### WHAT IS EXPECTED
From the listing below, pull each line that includes "JSON".
##########
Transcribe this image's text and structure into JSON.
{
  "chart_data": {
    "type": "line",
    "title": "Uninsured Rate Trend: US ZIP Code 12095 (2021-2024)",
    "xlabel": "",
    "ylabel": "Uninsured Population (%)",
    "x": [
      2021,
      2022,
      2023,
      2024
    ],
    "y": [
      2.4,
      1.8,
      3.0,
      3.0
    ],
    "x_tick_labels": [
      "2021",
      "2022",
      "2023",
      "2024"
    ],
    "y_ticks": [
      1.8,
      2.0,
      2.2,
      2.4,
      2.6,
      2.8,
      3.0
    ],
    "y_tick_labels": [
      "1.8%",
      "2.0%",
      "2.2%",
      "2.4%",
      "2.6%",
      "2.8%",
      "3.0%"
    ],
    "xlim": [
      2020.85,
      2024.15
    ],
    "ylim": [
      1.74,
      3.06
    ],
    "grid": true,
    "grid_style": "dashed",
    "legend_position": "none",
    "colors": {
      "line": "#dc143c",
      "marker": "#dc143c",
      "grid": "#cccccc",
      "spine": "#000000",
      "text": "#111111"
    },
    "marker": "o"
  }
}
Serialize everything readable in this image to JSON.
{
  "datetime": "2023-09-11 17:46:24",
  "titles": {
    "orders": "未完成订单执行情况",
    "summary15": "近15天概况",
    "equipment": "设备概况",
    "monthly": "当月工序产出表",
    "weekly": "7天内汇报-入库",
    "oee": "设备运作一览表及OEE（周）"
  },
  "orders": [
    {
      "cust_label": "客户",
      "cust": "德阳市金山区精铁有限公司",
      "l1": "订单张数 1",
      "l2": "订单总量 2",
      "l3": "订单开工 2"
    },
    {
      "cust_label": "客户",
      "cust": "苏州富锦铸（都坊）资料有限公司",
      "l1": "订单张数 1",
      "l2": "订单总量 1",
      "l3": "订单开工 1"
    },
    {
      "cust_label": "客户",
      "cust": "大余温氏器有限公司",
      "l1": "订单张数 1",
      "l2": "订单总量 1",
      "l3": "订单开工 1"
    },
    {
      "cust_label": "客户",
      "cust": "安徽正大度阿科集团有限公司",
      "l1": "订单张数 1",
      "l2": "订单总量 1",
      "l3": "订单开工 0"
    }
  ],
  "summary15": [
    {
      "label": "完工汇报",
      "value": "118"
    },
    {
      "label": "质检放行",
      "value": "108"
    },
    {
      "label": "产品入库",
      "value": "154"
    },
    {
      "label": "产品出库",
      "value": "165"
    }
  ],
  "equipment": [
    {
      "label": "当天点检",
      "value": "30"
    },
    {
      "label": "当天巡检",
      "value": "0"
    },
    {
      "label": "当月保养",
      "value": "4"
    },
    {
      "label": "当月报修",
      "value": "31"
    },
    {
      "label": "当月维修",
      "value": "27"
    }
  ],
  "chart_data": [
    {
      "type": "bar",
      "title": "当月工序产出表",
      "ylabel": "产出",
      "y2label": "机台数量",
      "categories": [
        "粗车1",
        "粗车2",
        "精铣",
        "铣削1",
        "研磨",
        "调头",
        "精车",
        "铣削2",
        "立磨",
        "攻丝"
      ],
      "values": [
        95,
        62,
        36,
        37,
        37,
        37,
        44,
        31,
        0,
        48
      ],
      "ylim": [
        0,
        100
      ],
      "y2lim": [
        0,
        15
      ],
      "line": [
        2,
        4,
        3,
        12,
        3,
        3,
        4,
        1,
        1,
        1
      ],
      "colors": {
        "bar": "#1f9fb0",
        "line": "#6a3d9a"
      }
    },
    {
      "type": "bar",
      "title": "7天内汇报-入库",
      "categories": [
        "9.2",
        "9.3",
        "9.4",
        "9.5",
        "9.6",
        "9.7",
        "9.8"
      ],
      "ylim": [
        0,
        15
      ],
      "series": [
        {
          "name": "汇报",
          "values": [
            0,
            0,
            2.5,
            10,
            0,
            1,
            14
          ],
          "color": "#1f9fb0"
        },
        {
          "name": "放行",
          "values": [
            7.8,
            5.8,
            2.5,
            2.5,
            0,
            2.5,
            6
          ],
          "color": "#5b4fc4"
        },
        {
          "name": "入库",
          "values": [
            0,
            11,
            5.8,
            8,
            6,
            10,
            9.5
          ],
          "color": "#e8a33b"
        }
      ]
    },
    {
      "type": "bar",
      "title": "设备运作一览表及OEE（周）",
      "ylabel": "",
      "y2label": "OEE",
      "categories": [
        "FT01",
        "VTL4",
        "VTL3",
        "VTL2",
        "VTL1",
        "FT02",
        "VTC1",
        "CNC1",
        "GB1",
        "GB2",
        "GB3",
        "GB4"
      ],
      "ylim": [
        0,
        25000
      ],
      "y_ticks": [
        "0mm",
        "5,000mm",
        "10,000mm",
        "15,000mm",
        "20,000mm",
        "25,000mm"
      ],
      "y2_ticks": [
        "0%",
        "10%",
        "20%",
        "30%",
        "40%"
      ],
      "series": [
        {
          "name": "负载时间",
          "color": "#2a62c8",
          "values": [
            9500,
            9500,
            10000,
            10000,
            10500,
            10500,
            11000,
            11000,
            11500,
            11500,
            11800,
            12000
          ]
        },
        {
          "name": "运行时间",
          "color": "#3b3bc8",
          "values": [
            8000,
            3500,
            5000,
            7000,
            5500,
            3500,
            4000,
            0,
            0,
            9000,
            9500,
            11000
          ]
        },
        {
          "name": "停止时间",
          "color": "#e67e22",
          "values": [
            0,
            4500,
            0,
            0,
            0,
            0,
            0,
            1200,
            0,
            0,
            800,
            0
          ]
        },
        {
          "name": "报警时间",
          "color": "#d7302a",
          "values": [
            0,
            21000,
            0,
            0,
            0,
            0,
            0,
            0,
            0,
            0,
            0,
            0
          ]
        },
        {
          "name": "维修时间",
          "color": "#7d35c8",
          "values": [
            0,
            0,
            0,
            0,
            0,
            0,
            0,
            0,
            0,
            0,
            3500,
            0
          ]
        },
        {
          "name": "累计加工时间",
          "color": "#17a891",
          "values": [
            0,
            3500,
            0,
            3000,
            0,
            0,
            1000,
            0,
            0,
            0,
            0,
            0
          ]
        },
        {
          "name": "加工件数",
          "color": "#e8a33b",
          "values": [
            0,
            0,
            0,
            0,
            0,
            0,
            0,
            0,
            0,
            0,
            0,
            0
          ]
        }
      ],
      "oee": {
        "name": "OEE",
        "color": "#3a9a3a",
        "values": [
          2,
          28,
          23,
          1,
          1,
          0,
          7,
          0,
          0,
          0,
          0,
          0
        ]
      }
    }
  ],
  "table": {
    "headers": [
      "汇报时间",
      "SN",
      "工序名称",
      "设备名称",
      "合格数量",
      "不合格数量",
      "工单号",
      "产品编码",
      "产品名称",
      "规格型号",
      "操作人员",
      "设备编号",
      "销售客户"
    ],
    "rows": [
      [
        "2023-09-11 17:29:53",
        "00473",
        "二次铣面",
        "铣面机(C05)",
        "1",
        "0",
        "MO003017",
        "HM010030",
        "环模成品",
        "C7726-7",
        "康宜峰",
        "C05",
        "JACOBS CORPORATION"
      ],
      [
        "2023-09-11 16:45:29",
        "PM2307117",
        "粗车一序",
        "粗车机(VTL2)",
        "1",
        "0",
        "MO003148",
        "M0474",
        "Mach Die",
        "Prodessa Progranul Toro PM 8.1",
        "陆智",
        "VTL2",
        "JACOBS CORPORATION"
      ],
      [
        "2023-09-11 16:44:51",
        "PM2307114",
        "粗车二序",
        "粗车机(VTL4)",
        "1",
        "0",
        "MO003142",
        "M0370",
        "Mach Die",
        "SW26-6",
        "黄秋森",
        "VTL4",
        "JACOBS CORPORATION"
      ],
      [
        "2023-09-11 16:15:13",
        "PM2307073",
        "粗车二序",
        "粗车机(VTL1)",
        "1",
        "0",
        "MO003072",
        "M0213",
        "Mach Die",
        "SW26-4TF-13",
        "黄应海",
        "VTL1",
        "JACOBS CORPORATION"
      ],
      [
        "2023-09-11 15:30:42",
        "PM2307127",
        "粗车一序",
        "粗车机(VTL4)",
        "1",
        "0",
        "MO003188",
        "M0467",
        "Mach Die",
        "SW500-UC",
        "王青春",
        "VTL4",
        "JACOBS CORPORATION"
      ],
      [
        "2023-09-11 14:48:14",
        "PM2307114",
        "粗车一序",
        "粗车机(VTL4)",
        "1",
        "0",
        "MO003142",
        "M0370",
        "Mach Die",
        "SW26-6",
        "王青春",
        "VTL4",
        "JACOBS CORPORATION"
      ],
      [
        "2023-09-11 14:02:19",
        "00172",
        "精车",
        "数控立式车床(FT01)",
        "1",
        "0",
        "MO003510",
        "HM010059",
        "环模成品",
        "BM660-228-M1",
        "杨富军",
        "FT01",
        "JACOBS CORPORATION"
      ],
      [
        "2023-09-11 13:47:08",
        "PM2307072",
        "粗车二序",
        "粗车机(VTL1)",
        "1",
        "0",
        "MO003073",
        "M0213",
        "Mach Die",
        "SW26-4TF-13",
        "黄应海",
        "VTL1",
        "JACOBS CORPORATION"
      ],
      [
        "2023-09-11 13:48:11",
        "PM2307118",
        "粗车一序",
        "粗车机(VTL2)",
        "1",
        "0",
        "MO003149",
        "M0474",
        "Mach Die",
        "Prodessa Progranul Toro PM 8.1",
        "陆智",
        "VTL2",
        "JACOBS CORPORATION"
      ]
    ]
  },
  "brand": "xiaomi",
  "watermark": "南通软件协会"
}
##########
### SOLUTION
Transcribe this image's text and structure into JSON.
Serialize everything readable in this image to JSON.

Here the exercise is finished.